━━ Records for the exercise

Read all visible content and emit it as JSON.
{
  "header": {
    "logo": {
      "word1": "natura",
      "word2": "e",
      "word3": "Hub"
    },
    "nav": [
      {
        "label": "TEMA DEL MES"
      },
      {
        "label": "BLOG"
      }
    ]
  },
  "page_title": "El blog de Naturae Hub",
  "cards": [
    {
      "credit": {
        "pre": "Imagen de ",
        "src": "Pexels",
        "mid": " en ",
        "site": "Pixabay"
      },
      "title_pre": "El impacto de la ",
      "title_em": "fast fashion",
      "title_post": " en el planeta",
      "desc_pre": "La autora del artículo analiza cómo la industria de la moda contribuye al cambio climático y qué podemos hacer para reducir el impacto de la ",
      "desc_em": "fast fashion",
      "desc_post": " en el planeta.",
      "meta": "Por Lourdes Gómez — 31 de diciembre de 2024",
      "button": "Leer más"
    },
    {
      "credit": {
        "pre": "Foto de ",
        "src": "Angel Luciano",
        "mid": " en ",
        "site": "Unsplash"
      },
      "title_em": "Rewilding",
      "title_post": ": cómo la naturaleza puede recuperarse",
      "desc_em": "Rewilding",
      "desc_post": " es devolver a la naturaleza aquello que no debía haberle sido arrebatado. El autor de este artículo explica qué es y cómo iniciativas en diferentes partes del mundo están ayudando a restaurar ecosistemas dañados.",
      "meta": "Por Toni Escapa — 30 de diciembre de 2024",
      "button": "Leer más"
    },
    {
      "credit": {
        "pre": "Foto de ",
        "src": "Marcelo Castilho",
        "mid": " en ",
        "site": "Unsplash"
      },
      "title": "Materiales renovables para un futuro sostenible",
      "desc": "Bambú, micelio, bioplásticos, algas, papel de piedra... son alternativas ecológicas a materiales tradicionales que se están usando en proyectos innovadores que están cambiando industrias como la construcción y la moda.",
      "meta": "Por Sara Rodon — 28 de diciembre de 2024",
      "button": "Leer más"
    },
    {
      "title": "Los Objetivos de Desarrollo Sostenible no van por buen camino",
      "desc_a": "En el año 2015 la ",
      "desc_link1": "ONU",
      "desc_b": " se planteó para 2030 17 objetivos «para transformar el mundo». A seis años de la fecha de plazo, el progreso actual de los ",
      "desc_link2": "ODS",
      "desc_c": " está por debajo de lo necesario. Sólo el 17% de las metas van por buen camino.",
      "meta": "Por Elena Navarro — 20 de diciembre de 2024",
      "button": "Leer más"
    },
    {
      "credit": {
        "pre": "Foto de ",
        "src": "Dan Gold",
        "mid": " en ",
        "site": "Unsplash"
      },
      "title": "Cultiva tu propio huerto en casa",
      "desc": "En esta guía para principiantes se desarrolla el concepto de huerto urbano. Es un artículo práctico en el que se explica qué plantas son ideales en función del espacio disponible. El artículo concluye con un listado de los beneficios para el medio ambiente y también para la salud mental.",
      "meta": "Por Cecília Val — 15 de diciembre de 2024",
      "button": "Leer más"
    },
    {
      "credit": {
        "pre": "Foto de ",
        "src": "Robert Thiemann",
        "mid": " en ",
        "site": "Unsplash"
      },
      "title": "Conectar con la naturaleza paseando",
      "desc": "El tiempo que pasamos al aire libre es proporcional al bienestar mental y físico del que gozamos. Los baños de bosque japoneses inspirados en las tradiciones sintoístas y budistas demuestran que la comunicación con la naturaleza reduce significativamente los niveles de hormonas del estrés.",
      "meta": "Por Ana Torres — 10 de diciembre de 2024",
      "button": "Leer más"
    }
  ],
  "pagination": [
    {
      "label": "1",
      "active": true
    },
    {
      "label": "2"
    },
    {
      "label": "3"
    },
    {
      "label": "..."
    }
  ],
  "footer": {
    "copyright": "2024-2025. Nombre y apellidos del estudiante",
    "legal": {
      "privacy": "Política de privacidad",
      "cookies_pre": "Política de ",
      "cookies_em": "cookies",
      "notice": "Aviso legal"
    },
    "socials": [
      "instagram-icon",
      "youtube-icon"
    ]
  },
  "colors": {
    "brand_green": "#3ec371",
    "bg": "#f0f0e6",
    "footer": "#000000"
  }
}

━━━━

◆ Task instructions
All of the lines above need to be given again exactly.

◆ Answer to the exercise
Read all visible content and emit it as JSON.
{
  "header": {
    "logo": {
      "word1": "natura",
      "word2": "e",
      "word3": "Hub"
    },
    "nav": [
      {
        "label": "TEMA DEL MES"
      },
      {
        "label": "BLOG"
      }
    ]
  },
  "page_title": "El blog de Naturae Hub",
  "cards": [
    {
      "credit": {
        "pre": "Imagen de ",
        "src": "Pexels",
        "mid": " en ",
        "site": "Pixabay"
      },
      "title_pre": "El impacto de la ",
      "title_em": "fast fashion",
      "title_post": " en el planeta",
      "desc_pre": "La autora del artículo analiza cómo la industria de la moda contribuye al cambio climático y qué podemos hacer para reducir el impacto de la ",
      "desc_em": "fast fashion",
      "desc_post": " en el planeta.",
      "meta": "Por Lourdes Gómez — 31 de diciembre de 2024",
      "button": "Leer más"
    },
    {
      "credit": {
        "pre": "Foto de ",
        "src": "Angel Luciano",
        "mid": " en ",
        "site": "Unsplash"
      },
      "title_em": "Rewilding",
      "title_post": ": cómo la naturaleza puede recuperarse",
      "desc_em": "Rewilding",
      "desc_post": " es devolver a la naturaleza aquello que no debía haberle sido arrebatado. El autor de este artículo explica qué es y cómo iniciativas en diferentes partes del mundo están ayudando a restaurar ecosistemas dañados.",
      "meta": "Por Toni Escapa — 30 de diciembre de 2024",
      "button": "Leer más"
    },
    {
      "credit": {
        "pre": "Foto de ",
        "src": "Marcelo Castilho",
        "mid": " en ",
        "site": "Unsplash"
      },
      "title": "Materiales renovables para un futuro sostenible",
      "desc": "Bambú, micelio, bioplásticos, algas, papel de piedra... son alternativas ecológicas a materiales tradicionales que se están usando en proyectos innovadores que están cambiando industrias como la construcción y la moda.",
      "meta": "Por Sara Rodon — 28 de diciembre de 2024",
      "button": "Leer más"
    },
    {
      "title": "Los Objetivos de Desarrollo Sostenible no van por buen camino",
      "desc_a": "En el año 2015 la ",
      "desc_link1": "ONU",
      "desc_b": " se planteó para 2030 17 objetivos «para transformar el mundo». A seis años de la fecha de plazo, el progreso actual de los ",
      "desc_link2": "ODS",
      "desc_c": " está por debajo de lo necesario. Sólo el 17% de las metas van por buen camino.",
      "meta": "Por Elena Navarro — 20 de diciembre de 2024",
      "button": "Leer más"
    },
    {
      "credit": {
        "pre": "Foto de ",
        "src": "Dan Gold",
        "mid": " en ",
        "site": "Unsplash"
      },
      "title": "Cultiva tu propio huerto en casa",
      "desc": "En esta guía para principiantes se desarrolla el concepto de huerto urbano. Es un artículo práctico en el que se explica qué plantas son ideales en función del espacio disponible. El artículo concluye con un listado de los beneficios para el medio ambiente y también para la salud mental.",
      "meta": "Por Cecília Val — 15 de diciembre de 2024",
      "button": "Leer más"
    },
    {
      "credit": {
        "pre": "Foto de ",
        "src": "Robert Thiemann",
        "mid": " en ",
        "site": "Unsplash"
      },
      "title": "Conectar con la naturaleza paseando",
      "desc": "El tiempo que pasamos al aire libre es proporcional al bienestar mental y físico del que gozamos. Los baños de bosque japoneses inspirados en las tradiciones sintoístas y budistas demuestran que la comunicación con la naturaleza reduce significativamente los niveles de hormonas del estrés.",
      "meta": "Por Ana Torres — 10 de diciembre de 2024",
      "button": "Leer más"
    }
  ],
  "pagination": [
    {
      "label": "1",
      "active": true
    },
    {
      "label": "2"
    },
    {
      "label": "3"
    },
    {
      "label": "..."
    }
  ],
  "footer": {
    "copyright": "2024-2025. Nombre y apellidos del estudiante",
    "legal": {
      "privacy": "Política de privacidad",
      "cookies_pre": "Política de ",
      "cookies_em": "cookies",
      "notice": "Aviso legal"
    },
    "socials": [
      "instagram-icon",
      "youtube-icon"
    ]
  },
  "colors": {
    "brand_green": "#3ec371",
    "bg": "#f0f0e6",
    "footer": "#000000"
  }
}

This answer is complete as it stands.